_DOCUMENT_:
December represents the zero hour, the time for assessing just how close nonprofits came to their fundraising targets. This often is the case, but during a downturn in the economy it is especially so. A significant amount of supporters who commit in the first three quarters don't write their charitable checks until after Thanksgiving; many smaller-fund donors don't give at all until reviewing their year-end finances as New Year's Day approaches.
The Federation through mid-July, for example, was outstripping last year's fundraising, receiving donations and pledges of $35.1 million from donors who last year gave $30.3 million to a $49.8 million campaign. But Chairman Stanley Gold said in January he wants to increase fundraising this year by at least 10 percent, and the $14.7 million needed to equal last year's campaign isn't a gimme.
"We are going to be hopeful and just continue to push until Dec. 31, and then do the calculations on what we have," Fishel said.
Many organizations are now evaluating the easier decisions: prioritizing programming, paring travel expenses through reductions in staffing and frequency, looking for ways to work with other agencies. But there is no simple solution to the overall problem, and nobody knows how long the economic turmoil will last.

_MATERIAL_:
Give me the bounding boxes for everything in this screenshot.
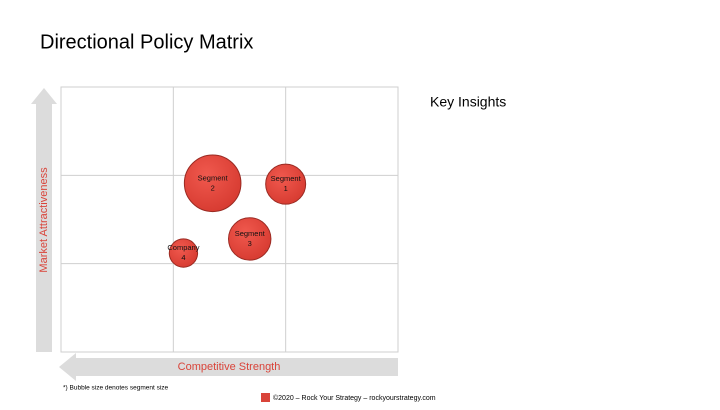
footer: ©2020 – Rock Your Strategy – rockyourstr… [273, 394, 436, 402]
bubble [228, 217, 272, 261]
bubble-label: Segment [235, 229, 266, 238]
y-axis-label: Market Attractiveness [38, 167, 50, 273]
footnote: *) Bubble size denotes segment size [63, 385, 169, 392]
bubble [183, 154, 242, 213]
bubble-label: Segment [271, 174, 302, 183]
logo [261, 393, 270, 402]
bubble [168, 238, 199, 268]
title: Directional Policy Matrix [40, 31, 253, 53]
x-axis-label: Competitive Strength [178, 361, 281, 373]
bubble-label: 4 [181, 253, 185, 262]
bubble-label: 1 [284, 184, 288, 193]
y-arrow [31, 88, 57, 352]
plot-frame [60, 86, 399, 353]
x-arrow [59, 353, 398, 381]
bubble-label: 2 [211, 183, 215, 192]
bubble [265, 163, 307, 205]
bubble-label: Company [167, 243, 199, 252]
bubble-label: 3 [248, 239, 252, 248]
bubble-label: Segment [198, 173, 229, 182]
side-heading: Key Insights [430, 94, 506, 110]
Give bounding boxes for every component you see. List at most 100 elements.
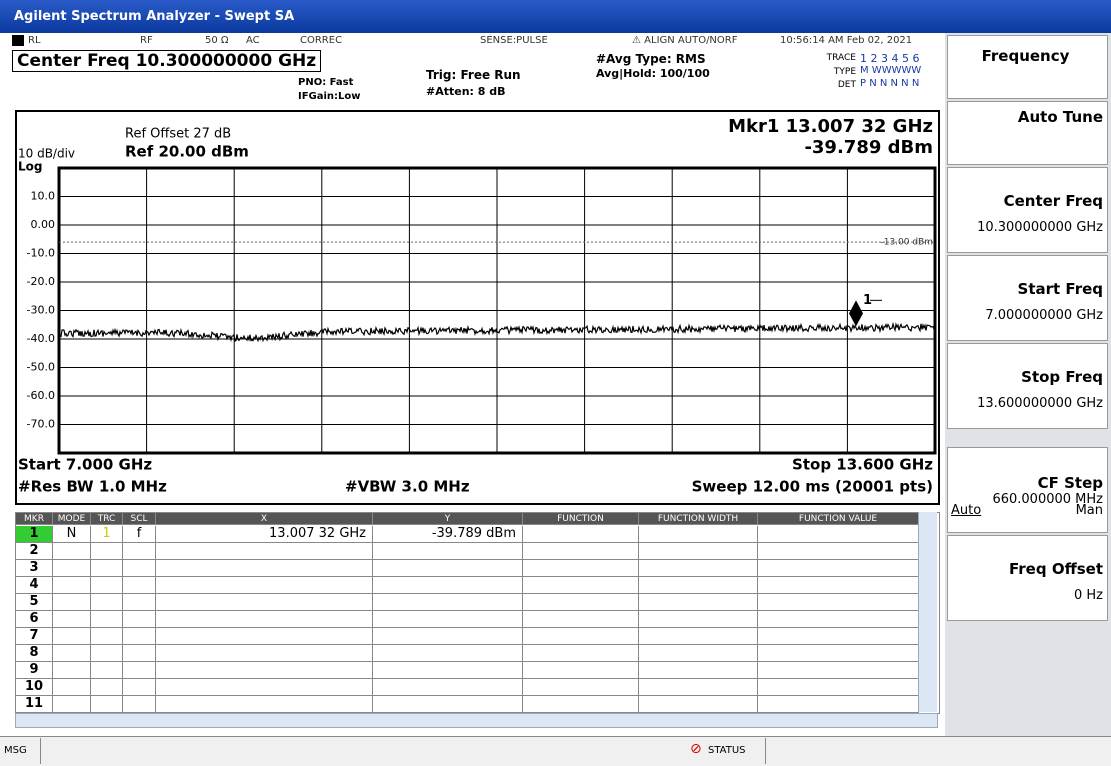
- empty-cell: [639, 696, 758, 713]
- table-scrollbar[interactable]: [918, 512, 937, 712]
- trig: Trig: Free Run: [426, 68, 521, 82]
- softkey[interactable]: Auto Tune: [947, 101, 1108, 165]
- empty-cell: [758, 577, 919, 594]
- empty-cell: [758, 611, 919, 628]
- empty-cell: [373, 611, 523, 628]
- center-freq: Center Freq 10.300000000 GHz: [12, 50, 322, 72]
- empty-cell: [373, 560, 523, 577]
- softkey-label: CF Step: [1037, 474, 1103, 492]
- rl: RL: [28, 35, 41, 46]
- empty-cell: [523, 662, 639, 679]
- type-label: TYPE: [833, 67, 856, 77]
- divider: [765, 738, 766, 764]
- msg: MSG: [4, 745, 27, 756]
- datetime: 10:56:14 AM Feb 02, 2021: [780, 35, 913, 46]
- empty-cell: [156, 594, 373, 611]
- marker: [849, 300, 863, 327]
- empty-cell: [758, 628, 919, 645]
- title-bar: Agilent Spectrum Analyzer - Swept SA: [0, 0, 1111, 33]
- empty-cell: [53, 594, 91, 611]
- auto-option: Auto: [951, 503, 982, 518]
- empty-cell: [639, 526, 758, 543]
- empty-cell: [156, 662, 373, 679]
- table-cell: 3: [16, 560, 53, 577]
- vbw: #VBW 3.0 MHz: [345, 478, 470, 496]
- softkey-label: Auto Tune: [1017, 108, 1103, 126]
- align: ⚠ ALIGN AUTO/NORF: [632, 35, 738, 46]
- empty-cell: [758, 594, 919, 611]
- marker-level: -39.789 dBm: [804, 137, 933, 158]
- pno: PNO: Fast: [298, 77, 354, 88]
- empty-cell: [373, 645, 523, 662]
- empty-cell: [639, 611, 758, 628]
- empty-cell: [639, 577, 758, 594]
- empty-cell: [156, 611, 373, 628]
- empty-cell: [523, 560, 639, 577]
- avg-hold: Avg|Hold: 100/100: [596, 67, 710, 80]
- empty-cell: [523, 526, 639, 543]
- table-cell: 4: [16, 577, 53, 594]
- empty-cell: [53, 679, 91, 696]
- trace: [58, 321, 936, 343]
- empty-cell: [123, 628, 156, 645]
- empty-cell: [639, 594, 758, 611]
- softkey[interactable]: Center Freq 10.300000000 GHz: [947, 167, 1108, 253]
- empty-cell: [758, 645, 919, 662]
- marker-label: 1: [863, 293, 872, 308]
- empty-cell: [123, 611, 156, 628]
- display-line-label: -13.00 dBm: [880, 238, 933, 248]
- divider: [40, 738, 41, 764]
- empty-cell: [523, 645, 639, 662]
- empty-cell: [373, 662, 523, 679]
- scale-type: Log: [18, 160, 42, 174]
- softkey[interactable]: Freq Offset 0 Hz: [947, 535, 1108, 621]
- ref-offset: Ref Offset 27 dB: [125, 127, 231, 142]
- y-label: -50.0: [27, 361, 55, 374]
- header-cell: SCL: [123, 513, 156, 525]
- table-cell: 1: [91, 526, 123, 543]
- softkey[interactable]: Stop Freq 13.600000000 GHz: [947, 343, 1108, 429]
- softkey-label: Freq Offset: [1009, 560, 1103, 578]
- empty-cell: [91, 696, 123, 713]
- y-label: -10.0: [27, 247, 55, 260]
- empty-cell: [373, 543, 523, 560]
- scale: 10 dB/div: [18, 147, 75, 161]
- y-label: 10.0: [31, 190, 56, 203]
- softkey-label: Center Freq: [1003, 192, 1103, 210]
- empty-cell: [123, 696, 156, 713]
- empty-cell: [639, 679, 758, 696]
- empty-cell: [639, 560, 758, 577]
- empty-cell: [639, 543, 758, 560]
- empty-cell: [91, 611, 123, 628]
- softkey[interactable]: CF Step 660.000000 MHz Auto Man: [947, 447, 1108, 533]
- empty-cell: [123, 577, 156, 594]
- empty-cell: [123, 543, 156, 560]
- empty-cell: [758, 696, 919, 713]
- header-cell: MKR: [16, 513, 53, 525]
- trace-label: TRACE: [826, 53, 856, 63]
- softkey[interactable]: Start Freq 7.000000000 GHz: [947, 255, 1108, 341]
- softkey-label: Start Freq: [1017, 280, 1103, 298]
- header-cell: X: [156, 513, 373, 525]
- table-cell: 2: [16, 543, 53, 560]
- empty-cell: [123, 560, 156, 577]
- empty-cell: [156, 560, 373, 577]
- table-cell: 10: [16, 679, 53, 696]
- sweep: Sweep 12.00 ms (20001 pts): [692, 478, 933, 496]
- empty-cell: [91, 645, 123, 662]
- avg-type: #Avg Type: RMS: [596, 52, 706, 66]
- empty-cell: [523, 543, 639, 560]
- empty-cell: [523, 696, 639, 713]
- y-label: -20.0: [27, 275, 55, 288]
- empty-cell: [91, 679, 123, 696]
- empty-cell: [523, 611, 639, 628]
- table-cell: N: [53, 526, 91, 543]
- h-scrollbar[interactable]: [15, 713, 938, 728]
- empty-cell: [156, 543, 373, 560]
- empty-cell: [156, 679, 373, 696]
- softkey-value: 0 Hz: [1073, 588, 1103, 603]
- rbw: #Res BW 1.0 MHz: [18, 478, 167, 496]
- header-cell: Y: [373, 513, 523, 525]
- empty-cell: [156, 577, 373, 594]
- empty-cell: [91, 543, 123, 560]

_SHORT EXERCISE 1_: Rewrite the paragraph of the fundraising text that begins "December represents the zero hour" in shorter form, keeping its main facts.
_SHORT EXERCISE 2_:
Answer these questions from the fundraising text:
(a) How much had the Federation received in donations and pledges through mid-July?
(b) By how much does Stanley Gold want to increase fundraising this year?
(c) Until what date did Fishel say they would continue to push?
_SHORT EXERCISE 3_: Rewrite the stretch of the fundraising text from "The Federation through" through "isn't a gimme.", putting "commitments" in place of "pledges".

_CORRECT ANSWER 1_: December is when nonprofits measure how close they came to their fundraising goals, and this matters most in an economic downturn. Many supporters who commit during the first three quarters don't send their checks until after Thanksgiving. Many smaller donors give only when they review their finances near New Year's Day.

_CORRECT ANSWER 2_:
(a) $35.1 million
(b) At least 10 percent
(c) Dec. 31

_CORRECT ANSWER 3_:
The Federation through mid-July, for example, was outstripping last year's fundraising, receiving donations and commitments of $35.1 million from donors who last year gave $30.3 million to a $49.8 million campaign. But Chairman Stanley Gold said in January he wants to increase fundraising this year by at least 10 percent, and the $14.7 million needed to equal last year's campaign isn't a gimme.